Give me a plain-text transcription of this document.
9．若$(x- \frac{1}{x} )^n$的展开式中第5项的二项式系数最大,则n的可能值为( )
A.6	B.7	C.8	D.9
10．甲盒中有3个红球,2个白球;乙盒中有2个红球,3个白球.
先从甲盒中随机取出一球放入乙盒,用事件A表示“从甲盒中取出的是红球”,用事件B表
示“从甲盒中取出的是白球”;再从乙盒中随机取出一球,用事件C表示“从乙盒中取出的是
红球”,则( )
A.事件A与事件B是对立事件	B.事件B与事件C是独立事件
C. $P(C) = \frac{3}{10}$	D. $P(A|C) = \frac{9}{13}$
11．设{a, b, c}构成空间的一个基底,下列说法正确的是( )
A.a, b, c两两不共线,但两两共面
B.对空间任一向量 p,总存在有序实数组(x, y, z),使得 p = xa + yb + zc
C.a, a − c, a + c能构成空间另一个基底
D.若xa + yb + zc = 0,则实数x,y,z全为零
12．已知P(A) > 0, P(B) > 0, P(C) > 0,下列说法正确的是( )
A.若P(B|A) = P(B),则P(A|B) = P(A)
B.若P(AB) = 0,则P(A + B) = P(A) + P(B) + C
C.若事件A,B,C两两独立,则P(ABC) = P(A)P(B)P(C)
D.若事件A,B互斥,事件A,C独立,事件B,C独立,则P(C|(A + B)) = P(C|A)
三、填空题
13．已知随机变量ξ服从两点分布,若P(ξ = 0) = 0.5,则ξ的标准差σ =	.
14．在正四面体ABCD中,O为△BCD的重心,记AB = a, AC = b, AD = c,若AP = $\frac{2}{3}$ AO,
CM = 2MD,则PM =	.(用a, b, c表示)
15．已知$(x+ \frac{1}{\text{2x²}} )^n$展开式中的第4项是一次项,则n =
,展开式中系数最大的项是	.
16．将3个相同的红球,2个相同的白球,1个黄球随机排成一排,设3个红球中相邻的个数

------------

#### EXERCISE BRIEF
Could you reproduce every record above exactly as it appears?

#### EXERCISE ANSWER
Give me a plain-text transcription of this document.
9．若$(x- \frac{1}{x} )^n$的展开式中第5项的二项式系数最大,则n的可能值为( )
A.6	B.7	C.8	D.9
10．甲盒中有3个红球,2个白球;乙盒中有2个红球,3个白球.
先从甲盒中随机取出一球放入乙盒,用事件A表示“从甲盒中取出的是红球”,用事件B表
示“从甲盒中取出的是白球”;再从乙盒中随机取出一球,用事件C表示“从乙盒中取出的是
红球”,则( )
A.事件A与事件B是对立事件	B.事件B与事件C是独立事件
C. $P(C) = \frac{3}{10}$	D. $P(A|C) = \frac{9}{13}$
11．设{a, b, c}构成空间的一个基底,下列说法正确的是( )
A.a, b, c两两不共线,但两两共面
B.对空间任一向量 p,总存在有序实数组(x, y, z),使得 p = xa + yb + zc
C.a, a − c, a + c能构成空间另一个基底
D.若xa + yb + zc = 0,则实数x,y,z全为零
12．已知P(A) > 0, P(B) > 0, P(C) > 0,下列说法正确的是( )
A.若P(B|A) = P(B),则P(A|B) = P(A)
B.若P(AB) = 0,则P(A + B) = P(A) + P(B) + C
C.若事件A,B,C两两独立,则P(ABC) = P(A)P(B)P(C)
D.若事件A,B互斥,事件A,C独立,事件B,C独立,则P(C|(A + B)) = P(C|A)
三、填空题
13．已知随机变量ξ服从两点分布,若P(ξ = 0) = 0.5,则ξ的标准差σ =	.
14．在正四面体ABCD中,O为△BCD的重心,记AB = a, AC = b, AD = c,若AP = $\frac{2}{3}$ AO,
CM = 2MD,则PM =	.(用a, b, c表示)
15．已知$(x+ \frac{1}{\text{2x²}} )^n$展开式中的第4项是一次项,则n =
,展开式中系数最大的项是	.
16．将3个相同的红球,2个相同的白球,1个黄球随机排成一排,设3个红球中相邻的个数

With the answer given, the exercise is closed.